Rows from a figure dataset
########

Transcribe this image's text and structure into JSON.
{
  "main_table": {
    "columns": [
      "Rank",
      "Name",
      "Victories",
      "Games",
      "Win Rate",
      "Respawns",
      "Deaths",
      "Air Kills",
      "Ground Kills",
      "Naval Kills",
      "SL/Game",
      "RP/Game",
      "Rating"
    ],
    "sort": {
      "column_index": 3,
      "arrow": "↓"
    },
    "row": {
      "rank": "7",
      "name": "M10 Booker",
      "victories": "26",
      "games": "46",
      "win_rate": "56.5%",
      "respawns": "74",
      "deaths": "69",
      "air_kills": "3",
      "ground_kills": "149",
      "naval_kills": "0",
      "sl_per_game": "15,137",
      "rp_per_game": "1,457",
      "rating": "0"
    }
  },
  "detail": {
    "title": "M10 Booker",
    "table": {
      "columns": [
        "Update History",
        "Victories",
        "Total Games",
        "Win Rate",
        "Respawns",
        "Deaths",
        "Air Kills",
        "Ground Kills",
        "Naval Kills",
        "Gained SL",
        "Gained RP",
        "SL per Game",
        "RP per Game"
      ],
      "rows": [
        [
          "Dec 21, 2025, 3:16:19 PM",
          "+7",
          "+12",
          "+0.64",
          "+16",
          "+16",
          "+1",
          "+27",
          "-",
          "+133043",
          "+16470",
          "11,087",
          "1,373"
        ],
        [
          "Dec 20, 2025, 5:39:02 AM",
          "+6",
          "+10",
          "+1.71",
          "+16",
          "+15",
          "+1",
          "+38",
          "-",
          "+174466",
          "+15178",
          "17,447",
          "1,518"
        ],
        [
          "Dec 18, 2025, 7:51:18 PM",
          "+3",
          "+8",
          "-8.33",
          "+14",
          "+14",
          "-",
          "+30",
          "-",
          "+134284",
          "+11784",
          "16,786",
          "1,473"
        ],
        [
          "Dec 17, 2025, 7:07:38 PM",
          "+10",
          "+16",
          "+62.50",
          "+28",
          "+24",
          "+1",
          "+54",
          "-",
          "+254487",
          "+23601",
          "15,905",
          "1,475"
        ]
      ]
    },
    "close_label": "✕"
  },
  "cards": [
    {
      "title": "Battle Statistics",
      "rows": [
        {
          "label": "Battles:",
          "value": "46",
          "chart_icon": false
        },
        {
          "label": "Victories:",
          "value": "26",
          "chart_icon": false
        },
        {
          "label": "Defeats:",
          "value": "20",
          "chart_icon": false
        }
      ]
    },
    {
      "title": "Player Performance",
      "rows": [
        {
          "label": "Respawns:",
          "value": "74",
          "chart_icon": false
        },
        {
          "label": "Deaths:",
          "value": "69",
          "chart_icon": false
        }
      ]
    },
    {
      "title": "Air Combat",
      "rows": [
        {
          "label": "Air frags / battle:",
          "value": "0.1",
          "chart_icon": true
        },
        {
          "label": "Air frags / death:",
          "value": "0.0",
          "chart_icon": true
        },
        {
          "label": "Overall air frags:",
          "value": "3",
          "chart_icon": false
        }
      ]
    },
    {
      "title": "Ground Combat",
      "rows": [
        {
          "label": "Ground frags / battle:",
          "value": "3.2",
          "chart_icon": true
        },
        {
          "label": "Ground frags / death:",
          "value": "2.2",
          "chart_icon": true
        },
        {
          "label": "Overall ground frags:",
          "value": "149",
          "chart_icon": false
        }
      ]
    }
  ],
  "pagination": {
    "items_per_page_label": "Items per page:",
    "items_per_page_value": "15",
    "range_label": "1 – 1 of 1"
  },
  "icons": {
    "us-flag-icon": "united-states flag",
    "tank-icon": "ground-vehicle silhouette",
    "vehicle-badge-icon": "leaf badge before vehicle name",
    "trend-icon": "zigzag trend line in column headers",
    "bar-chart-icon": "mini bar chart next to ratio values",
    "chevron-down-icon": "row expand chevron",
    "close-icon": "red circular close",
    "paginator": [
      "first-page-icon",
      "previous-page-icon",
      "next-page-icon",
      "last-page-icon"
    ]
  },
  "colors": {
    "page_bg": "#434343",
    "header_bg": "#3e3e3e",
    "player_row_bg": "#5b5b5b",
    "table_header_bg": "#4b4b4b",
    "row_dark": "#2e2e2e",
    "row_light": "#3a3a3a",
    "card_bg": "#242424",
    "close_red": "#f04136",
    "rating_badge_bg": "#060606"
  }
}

########

• [Task to carry out] Transcribe the records above exactly as they appear.

• [Response to this task]
Transcribe this image's text and structure into JSON.
{
  "main_table": {
    "columns": [
      "Rank",
      "Name",
      "Victories",
      "Games",
      "Win Rate",
      "Respawns",
      "Deaths",
      "Air Kills",
      "Ground Kills",
      "Naval Kills",
      "SL/Game",
      "RP/Game",
      "Rating"
    ],
    "sort": {
      "column_index": 3,
      "arrow": "↓"
    },
    "row": {
      "rank": "7",
      "name": "M10 Booker",
      "victories": "26",
      "games": "46",
      "win_rate": "56.5%",
      "respawns": "74",
      "deaths": "69",
      "air_kills": "3",
      "ground_kills": "149",
      "naval_kills": "0",
      "sl_per_game": "15,137",
      "rp_per_game": "1,457",
      "rating": "0"
    }
  },
  "detail": {
    "title": "M10 Booker",
    "table": {
      "columns": [
        "Update History",
        "Victories",
        "Total Games",
        "Win Rate",
        "Respawns",
        "Deaths",
        "Air Kills",
        "Ground Kills",
        "Naval Kills",
        "Gained SL",
        "Gained RP",
        "SL per Game",
        "RP per Game"
      ],
      "rows": [
        [
          "Dec 21, 2025, 3:16:19 PM",
          "+7",
          "+12",
          "+0.64",
          "+16",
          "+16",
          "+1",
          "+27",
          "-",
          "+133043",
          "+16470",
          "11,087",
          "1,373"
        ],
        [
          "Dec 20, 2025, 5:39:02 AM",
          "+6",
          "+10",
          "+1.71",
          "+16",
          "+15",
          "+1",
          "+38",
          "-",
          "+174466",
          "+15178",
          "17,447",
          "1,518"
        ],
        [
          "Dec 18, 2025, 7:51:18 PM",
          "+3",
          "+8",
          "-8.33",
          "+14",
          "+14",
          "-",
          "+30",
          "-",
          "+134284",
          "+11784",
          "16,786",
          "1,473"
        ],
        [
          "Dec 17, 2025, 7:07:38 PM",
          "+10",
          "+16",
          "+62.50",
          "+28",
          "+24",
          "+1",
          "+54",
          "-",
          "+254487",
          "+23601",
          "15,905",
          "1,475"
        ]
      ]
    },
    "close_label": "✕"
  },
  "cards": [
    {
      "title": "Battle Statistics",
      "rows": [
        {
          "label": "Battles:",
          "value": "46",
          "chart_icon": false
        },
        {
          "label": "Victories:",
          "value": "26",
          "chart_icon": false
        },
        {
          "label": "Defeats:",
          "value": "20",
          "chart_icon": false
        }
      ]
    },
    {
      "title": "Player Performance",
      "rows": [
        {
          "label": "Respawns:",
          "value": "74",
          "chart_icon": false
        },
        {
          "label": "Deaths:",
          "value": "69",
          "chart_icon": false
        }
      ]
    },
    {
      "title": "Air Combat",
      "rows": [
        {
          "label": "Air frags / battle:",
          "value": "0.1",
          "chart_icon": true
        },
        {
          "label": "Air frags / death:",
          "value": "0.0",
          "chart_icon": true
        },
        {
          "label": "Overall air frags:",
          "value": "3",
          "chart_icon": false
        }
      ]
    },
    {
      "title": "Ground Combat",
      "rows": [
        {
          "label": "Ground frags / battle:",
          "value": "3.2",
          "chart_icon": true
        },
        {
          "label": "Ground frags / death:",
          "value": "2.2",
          "chart_icon": true
        },
        {
          "label": "Overall ground frags:",
          "value": "149",
          "chart_icon": false
        }
      ]
    }
  ],
  "pagination": {
    "items_per_page_label": "Items per page:",
    "items_per_page_value": "15",
    "range_label": "1 – 1 of 1"
  },
  "icons": {
    "us-flag-icon": "united-states flag",
    "tank-icon": "ground-vehicle silhouette",
    "vehicle-badge-icon": "leaf badge before vehicle name",
    "trend-icon": "zigzag trend line in column headers",
    "bar-chart-icon": "mini bar chart next to ratio values",
    "chevron-down-icon": "row expand chevron",
    "close-icon": "red circular close",
    "paginator": [
      "first-page-icon",
      "previous-page-icon",
      "next-page-icon",
      "last-page-icon"
    ]
  },
  "colors": {
    "page_bg": "#434343",
    "header_bg": "#3e3e3e",
    "player_row_bg": "#5b5b5b",
    "table_header_bg": "#4b4b4b",
    "row_dark": "#2e2e2e",
    "row_light": "#3a3a3a",
    "card_bg": "#242424",
    "close_red": "#f04136",
    "rating_badge_bg": "#060606"
  }
}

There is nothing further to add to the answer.